(Dataset items)
__________

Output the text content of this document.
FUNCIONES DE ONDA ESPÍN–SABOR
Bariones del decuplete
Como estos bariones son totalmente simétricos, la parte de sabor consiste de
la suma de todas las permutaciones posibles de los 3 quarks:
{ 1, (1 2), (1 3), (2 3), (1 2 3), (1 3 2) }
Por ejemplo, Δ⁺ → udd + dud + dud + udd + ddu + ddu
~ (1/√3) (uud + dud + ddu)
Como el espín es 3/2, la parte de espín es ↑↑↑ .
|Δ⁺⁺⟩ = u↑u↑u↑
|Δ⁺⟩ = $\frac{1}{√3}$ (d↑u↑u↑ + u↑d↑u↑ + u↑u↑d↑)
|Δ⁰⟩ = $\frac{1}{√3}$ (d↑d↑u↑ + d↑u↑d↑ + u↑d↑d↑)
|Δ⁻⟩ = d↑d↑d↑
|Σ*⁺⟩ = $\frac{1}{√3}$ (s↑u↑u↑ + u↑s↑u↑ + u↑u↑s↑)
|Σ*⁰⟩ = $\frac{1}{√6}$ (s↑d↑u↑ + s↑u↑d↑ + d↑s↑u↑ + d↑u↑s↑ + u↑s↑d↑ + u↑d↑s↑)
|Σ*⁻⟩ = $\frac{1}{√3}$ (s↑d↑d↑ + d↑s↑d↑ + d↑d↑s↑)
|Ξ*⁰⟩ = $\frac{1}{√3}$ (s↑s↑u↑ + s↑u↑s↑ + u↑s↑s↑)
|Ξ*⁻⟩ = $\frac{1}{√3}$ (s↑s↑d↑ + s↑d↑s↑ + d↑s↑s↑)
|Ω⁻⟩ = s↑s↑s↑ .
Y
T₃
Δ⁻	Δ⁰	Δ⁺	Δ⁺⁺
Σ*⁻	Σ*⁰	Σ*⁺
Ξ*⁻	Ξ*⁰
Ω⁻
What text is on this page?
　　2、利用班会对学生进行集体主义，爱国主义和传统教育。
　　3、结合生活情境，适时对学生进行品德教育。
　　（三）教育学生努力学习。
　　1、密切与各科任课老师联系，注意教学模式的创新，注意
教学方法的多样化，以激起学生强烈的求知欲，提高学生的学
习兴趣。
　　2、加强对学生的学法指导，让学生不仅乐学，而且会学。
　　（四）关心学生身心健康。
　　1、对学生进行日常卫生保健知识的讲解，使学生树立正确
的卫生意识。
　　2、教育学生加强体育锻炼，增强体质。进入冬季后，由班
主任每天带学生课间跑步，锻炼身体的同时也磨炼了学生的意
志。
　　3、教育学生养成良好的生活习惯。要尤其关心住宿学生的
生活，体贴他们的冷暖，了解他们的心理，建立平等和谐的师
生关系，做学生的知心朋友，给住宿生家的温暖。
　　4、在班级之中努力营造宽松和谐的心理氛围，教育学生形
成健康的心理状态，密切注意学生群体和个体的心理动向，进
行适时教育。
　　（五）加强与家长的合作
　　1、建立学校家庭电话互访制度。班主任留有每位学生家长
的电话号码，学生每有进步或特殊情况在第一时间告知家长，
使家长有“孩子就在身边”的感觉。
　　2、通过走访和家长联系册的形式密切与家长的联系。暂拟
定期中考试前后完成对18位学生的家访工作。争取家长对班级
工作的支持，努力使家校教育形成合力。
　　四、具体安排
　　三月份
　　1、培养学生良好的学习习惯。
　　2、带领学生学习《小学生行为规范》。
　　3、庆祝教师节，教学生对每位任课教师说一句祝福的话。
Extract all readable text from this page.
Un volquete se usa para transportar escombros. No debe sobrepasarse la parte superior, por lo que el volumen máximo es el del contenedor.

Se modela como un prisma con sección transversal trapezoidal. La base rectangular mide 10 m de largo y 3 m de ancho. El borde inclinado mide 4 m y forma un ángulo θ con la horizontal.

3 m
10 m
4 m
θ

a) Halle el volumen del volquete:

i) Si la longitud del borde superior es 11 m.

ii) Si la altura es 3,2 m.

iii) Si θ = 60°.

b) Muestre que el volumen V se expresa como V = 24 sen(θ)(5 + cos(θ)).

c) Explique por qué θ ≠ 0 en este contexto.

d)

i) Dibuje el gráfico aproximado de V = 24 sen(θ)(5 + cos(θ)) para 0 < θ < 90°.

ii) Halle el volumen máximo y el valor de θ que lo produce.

__________

PROBLEM DESCRIPTION: Say how many lines of the data include the word "frac". Respond with the number alone.

EXPECTED ANSWER: 7